Provided information>
:::::
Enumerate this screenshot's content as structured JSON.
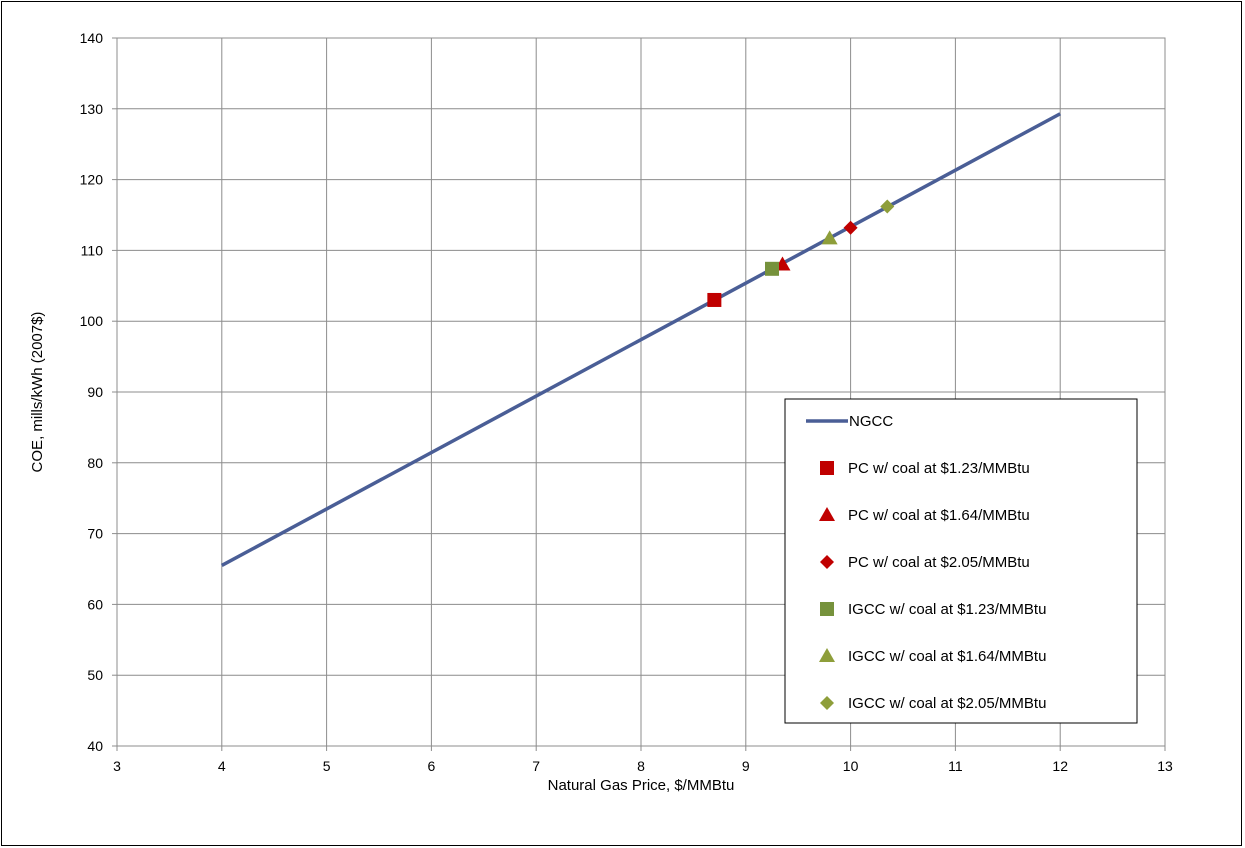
{
  "chart_data": {
    "type": "scatter",
    "title": "",
    "xlabel": "Natural Gas Price, $/MMBtu",
    "ylabel": "COE, mills/kWh (2007$)",
    "xlim": [
      3,
      13
    ],
    "ylim": [
      40,
      140
    ],
    "xticks": [
      "3",
      "4",
      "5",
      "6",
      "7",
      "8",
      "9",
      "10",
      "11",
      "12",
      "13"
    ],
    "yticks": [
      "40",
      "50",
      "60",
      "70",
      "80",
      "90",
      "100",
      "110",
      "120",
      "130",
      "140"
    ],
    "grid": true,
    "legend_position": "lower-right",
    "series": [
      {
        "name": "NGCC",
        "kind": "line",
        "color": "#4A5E96",
        "x": [
          4,
          12
        ],
        "y": [
          65.5,
          129.3
        ]
      },
      {
        "name": "PC w/ coal at $1.23/MMBtu",
        "kind": "marker",
        "marker": "square",
        "color": "#C00000",
        "x": [
          8.7
        ],
        "y": [
          103.0
        ]
      },
      {
        "name": "PC w/ coal at $1.64/MMBtu",
        "kind": "marker",
        "marker": "triangle",
        "color": "#C00000",
        "x": [
          9.35
        ],
        "y": [
          108.0
        ]
      },
      {
        "name": "PC w/ coal at $2.05/MMBtu",
        "kind": "marker",
        "marker": "diamond",
        "color": "#C00000",
        "x": [
          10.0
        ],
        "y": [
          113.2
        ]
      },
      {
        "name": "IGCC w/ coal at $1.23/MMBtu",
        "kind": "marker",
        "marker": "square",
        "color": "#76923C",
        "x": [
          9.25
        ],
        "y": [
          107.4
        ]
      },
      {
        "name": "IGCC w/ coal at $1.64/MMBtu",
        "kind": "marker",
        "marker": "triangle",
        "color": "#8E9E3A",
        "x": [
          9.8
        ],
        "y": [
          111.7
        ]
      },
      {
        "name": "IGCC w/ coal at $2.05/MMBtu",
        "kind": "marker",
        "marker": "diamond",
        "color": "#8E9E3A",
        "x": [
          10.35
        ],
        "y": [
          116.2
        ]
      }
    ]
  }
}
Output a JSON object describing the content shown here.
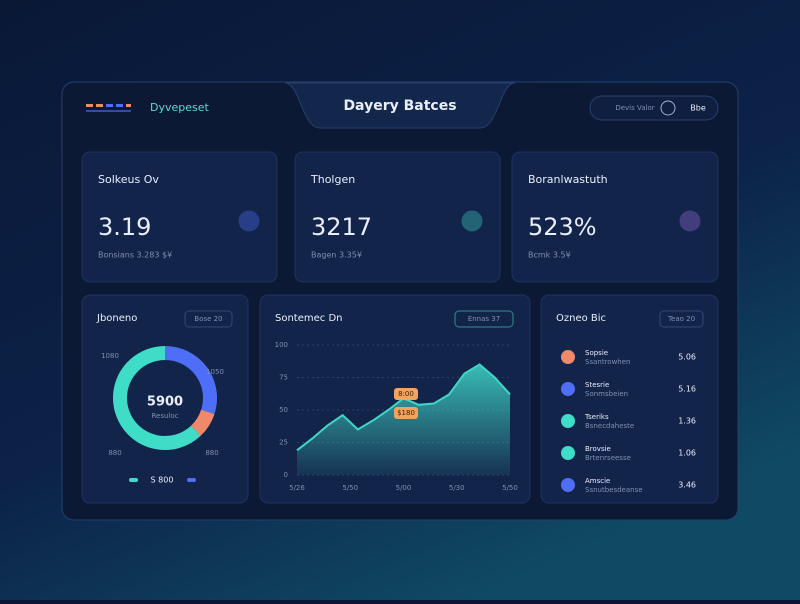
{
  "header": {
    "brand": "Dyvepeset",
    "title": "Dayery Batces",
    "user": "Devis Valor",
    "action": "Bbe"
  },
  "kpis": [
    {
      "label": "Solkeus Ov",
      "value": "3.19",
      "sub": "Bonsians 3.283 $¥"
    },
    {
      "label": "Tholgen",
      "value": "3217",
      "sub": "Bagen 3.35¥"
    },
    {
      "label": "Boranlwastuth",
      "value": "523%",
      "sub": "Bcmk 3.5¥"
    }
  ],
  "chart_data": [
    {
      "type": "pie",
      "title": "Jboneno",
      "badge": "Bose 20",
      "center_text": "5900",
      "center_sub": "Resuloc",
      "values": [
        30,
        8,
        62
      ],
      "colors": [
        "#4f6ef7",
        "#f0896a",
        "#3fdcc8"
      ],
      "outer_labels": [
        "1080",
        "1050",
        "880",
        "880"
      ],
      "legend": "S 800"
    },
    {
      "type": "area",
      "title": "Sontemec Dn",
      "badge": "Ennas 37",
      "x": [
        0,
        1,
        2,
        3,
        4,
        5,
        6,
        7,
        8,
        9,
        10,
        11,
        12,
        13,
        14
      ],
      "values": [
        19,
        28,
        38,
        46,
        35,
        42,
        50,
        59,
        54,
        55,
        62,
        78,
        85,
        75,
        62
      ],
      "xlim": [
        0,
        14
      ],
      "xticks": [
        {
          "value": 0,
          "label": "5/26"
        },
        {
          "value": 3.5,
          "label": "5/50"
        },
        {
          "value": 7,
          "label": "5/00"
        },
        {
          "value": 10.5,
          "label": "5/30"
        },
        {
          "value": 14,
          "label": "5/50"
        }
      ],
      "ylim": [
        0,
        100
      ],
      "yticks": [
        0,
        25,
        50,
        75,
        100
      ],
      "grid": true,
      "color": "#3fd6c8",
      "annotations": [
        "8:00",
        "$180"
      ]
    }
  ],
  "list": {
    "title": "Ozneo Bic",
    "badge": "Teao 20",
    "items": [
      {
        "label": "Sopsie",
        "sub": "Ssantrowhen",
        "value": "5.06",
        "color": "#f0896a"
      },
      {
        "label": "Stesrie",
        "sub": "Sonmsbeien",
        "value": "5.16",
        "color": "#4f6ef7"
      },
      {
        "label": "Tseriks",
        "sub": "Bsnecdaheste",
        "value": "1.36",
        "color": "#3fdcc8"
      },
      {
        "label": "Brovsie",
        "sub": "Brtenrseesse",
        "value": "1.06",
        "color": "#3fdcc8"
      },
      {
        "label": "Amscie",
        "sub": "Ssnutbesdeanse",
        "value": "3.46",
        "color": "#4f6ef7"
      }
    ]
  }
}
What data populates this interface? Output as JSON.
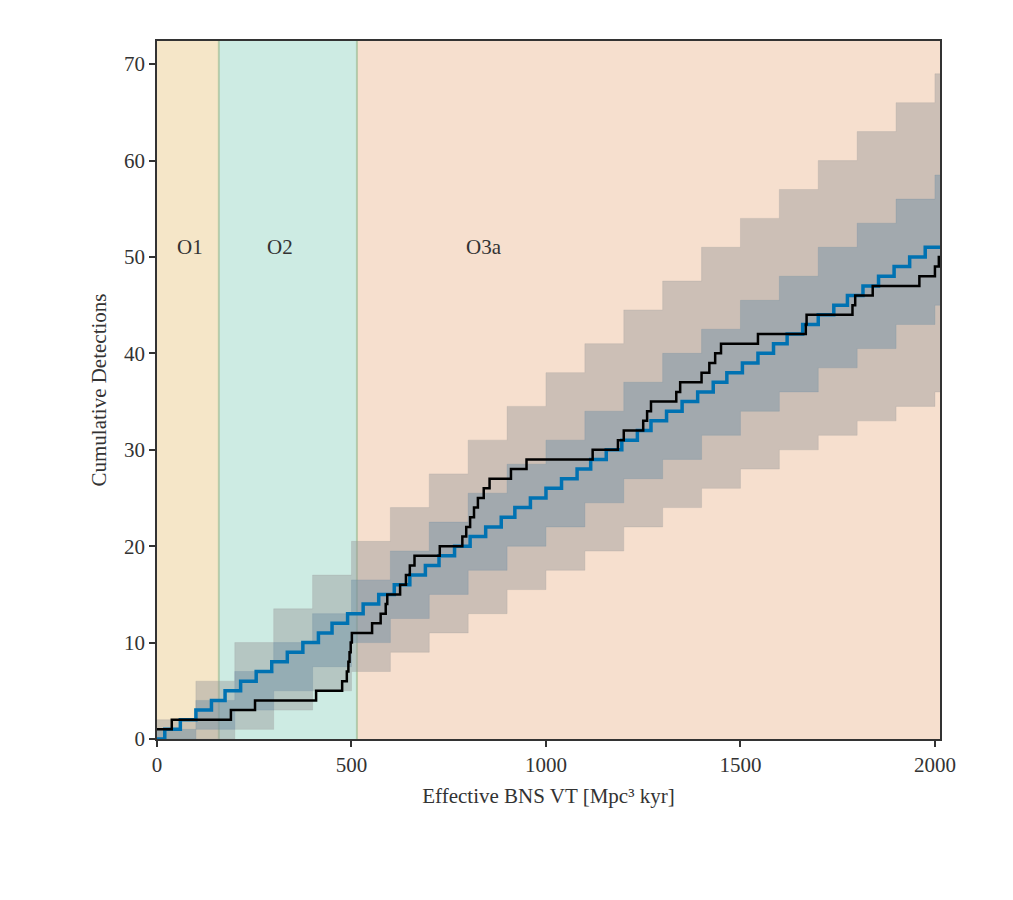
{
  "chart_data": {
    "type": "line",
    "x_label": "Effective BNS VT [Mpc³ kyr]",
    "y_label": "Cumulative Detections",
    "xlim": [
      0,
      2013
    ],
    "ylim": [
      0,
      72.4
    ],
    "xticks": [
      0,
      500,
      1000,
      1500,
      2000
    ],
    "yticks": [
      0,
      10,
      20,
      30,
      40,
      50,
      60,
      70
    ],
    "grid": false,
    "regions": [
      {
        "label": "O1",
        "start": 0,
        "end": 159,
        "color": "#f5e6c8",
        "label_x": 85,
        "label_y": 51
      },
      {
        "label": "O2",
        "start": 159,
        "end": 514,
        "color": "#cdebe3",
        "label_x": 317,
        "label_y": 51
      },
      {
        "label": "O3a",
        "start": 514,
        "end": 2013,
        "color": "#f6dfce",
        "label_x": 840,
        "label_y": 51
      }
    ],
    "bands": [
      {
        "color": "#9a9a9a",
        "x": [
          0,
          100,
          200,
          300,
          400,
          500,
          600,
          700,
          800,
          900,
          1000,
          1100,
          1200,
          1300,
          1400,
          1500,
          1600,
          1700,
          1800,
          1900,
          2000,
          2013
        ],
        "lower": [
          0,
          0,
          1,
          3,
          5,
          7,
          9,
          11,
          13,
          15.5,
          17.5,
          19.5,
          22,
          24,
          26,
          28,
          30,
          31.5,
          33,
          34.5,
          36,
          36
        ],
        "upper": [
          2,
          6,
          10,
          13.5,
          17,
          20.5,
          24,
          27.5,
          31,
          34.5,
          38,
          41,
          44.5,
          47.5,
          51,
          54,
          57,
          60,
          63,
          66,
          69,
          69
        ]
      },
      {
        "color": "#6f8fa3",
        "x": [
          0,
          100,
          200,
          300,
          400,
          500,
          600,
          700,
          800,
          900,
          1000,
          1100,
          1200,
          1300,
          1400,
          1500,
          1600,
          1700,
          1800,
          1900,
          2000,
          2013
        ],
        "lower": [
          0,
          1,
          3,
          5,
          7.5,
          10,
          12.5,
          15,
          17.5,
          20,
          22,
          24.5,
          27,
          29,
          31.5,
          34,
          36,
          38.5,
          40.5,
          43,
          45,
          45
        ],
        "upper": [
          1,
          4,
          7,
          10,
          13,
          16.5,
          19.5,
          22.5,
          25.5,
          28.5,
          31,
          34,
          37,
          40,
          42.5,
          45.5,
          48,
          51,
          53.5,
          56,
          58.5,
          58.5
        ]
      }
    ],
    "series": [
      {
        "color": "#0072b2",
        "line_style": "steps",
        "x": [
          0,
          20,
          60,
          100,
          140,
          175,
          215,
          255,
          295,
          335,
          375,
          415,
          450,
          490,
          530,
          570,
          610,
          650,
          690,
          725,
          765,
          805,
          845,
          885,
          920,
          960,
          1000,
          1040,
          1080,
          1115,
          1155,
          1195,
          1235,
          1270,
          1310,
          1350,
          1390,
          1430,
          1465,
          1505,
          1545,
          1585,
          1620,
          1660,
          1700,
          1740,
          1775,
          1815,
          1855,
          1895,
          1935,
          1975,
          2013
        ],
        "values": [
          0,
          1,
          2,
          3,
          4,
          5,
          6,
          7,
          8,
          9,
          10,
          11,
          12,
          13,
          14,
          15,
          16,
          17,
          18,
          19,
          20,
          21,
          22,
          23,
          24,
          25,
          26,
          27,
          28,
          29,
          30,
          31,
          32,
          33,
          34,
          35,
          36,
          37,
          38,
          39,
          40,
          41,
          42,
          43,
          44,
          45,
          46,
          47,
          48,
          49,
          50,
          51,
          51
        ]
      },
      {
        "color": "#000000",
        "line_style": "steps",
        "x": [
          0,
          38,
          190,
          252,
          409,
          476,
          488,
          492,
          495,
          498,
          501,
          553,
          575,
          588,
          592,
          625,
          640,
          650,
          662,
          727,
          785,
          795,
          805,
          815,
          825,
          840,
          855,
          910,
          950,
          1120,
          1185,
          1200,
          1250,
          1260,
          1270,
          1335,
          1345,
          1400,
          1420,
          1435,
          1450,
          1545,
          1668,
          1670,
          1788,
          1795,
          1840,
          1960,
          2000,
          2010,
          2013
        ],
        "values": [
          1,
          2,
          3,
          4,
          5,
          6,
          7,
          8,
          9,
          10,
          11,
          12,
          13,
          14,
          15,
          16,
          17,
          18,
          19,
          20,
          21,
          22,
          23,
          24,
          25,
          26,
          27,
          28,
          29,
          30,
          31,
          32,
          33,
          34,
          35,
          36,
          37,
          38,
          39,
          40,
          41,
          42,
          43,
          44,
          45,
          46,
          47,
          48,
          49,
          50,
          50
        ]
      }
    ]
  }
}
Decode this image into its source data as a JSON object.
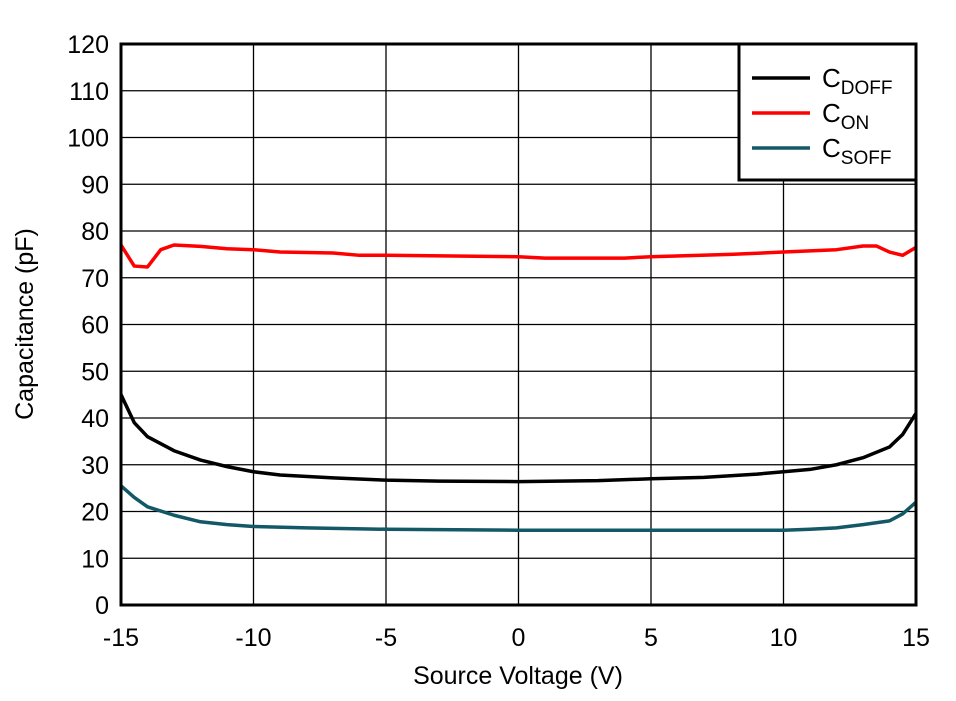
{
  "chart_data": {
    "type": "line",
    "title": "",
    "xlabel": "Source Voltage (V)",
    "ylabel": "Capacitance (pF)",
    "xlim": [
      -15,
      15
    ],
    "ylim": [
      0,
      120
    ],
    "xticks": [
      -15,
      -10,
      -5,
      0,
      5,
      10,
      15
    ],
    "yticks": [
      0,
      10,
      20,
      30,
      40,
      50,
      60,
      70,
      80,
      90,
      100,
      110,
      120
    ],
    "grid": true,
    "legend_position": "top-right",
    "series": [
      {
        "name_main": "C",
        "name_sub": "DOFF",
        "color": "#000000",
        "x": [
          -15,
          -14.5,
          -14,
          -13,
          -12,
          -11,
          -10,
          -9,
          -7,
          -5,
          -3,
          0,
          3,
          5,
          7,
          9,
          10,
          11,
          12,
          13,
          14,
          14.5,
          15
        ],
        "y": [
          45,
          39,
          36,
          33,
          31,
          29.6,
          28.5,
          27.8,
          27.2,
          26.7,
          26.5,
          26.4,
          26.6,
          27,
          27.3,
          28,
          28.5,
          29,
          30,
          31.5,
          33.8,
          36.5,
          41
        ]
      },
      {
        "name_main": "C",
        "name_sub": "ON",
        "color": "#ff0000",
        "x": [
          -15,
          -14.5,
          -14,
          -13.5,
          -13,
          -12,
          -11,
          -10,
          -9,
          -7,
          -6,
          -5,
          0,
          1,
          4,
          5,
          8,
          10,
          12,
          13,
          13.5,
          14,
          14.5,
          15
        ],
        "y": [
          77,
          72.5,
          72.3,
          76,
          77,
          76.7,
          76.2,
          76,
          75.5,
          75.3,
          74.8,
          74.8,
          74.5,
          74.2,
          74.2,
          74.5,
          75,
          75.5,
          76,
          76.8,
          76.8,
          75.5,
          74.8,
          76.5
        ]
      },
      {
        "name_main": "C",
        "name_sub": "SOFF",
        "color": "#135866",
        "x": [
          -15,
          -14.5,
          -14,
          -13,
          -12,
          -11,
          -10,
          -8,
          -5,
          0,
          5,
          10,
          11,
          12,
          13,
          14,
          14.5,
          15
        ],
        "y": [
          25.5,
          23,
          21,
          19.2,
          17.8,
          17.2,
          16.8,
          16.5,
          16.2,
          16,
          16,
          16,
          16.2,
          16.5,
          17.2,
          18,
          19.5,
          22
        ]
      }
    ]
  }
}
:::::
Exercise requirements>
Show the lines that mention the word "content".

Result below>
Enumerate this screenshot's content as structured JSON.
Output a JSON object describing the content shown here.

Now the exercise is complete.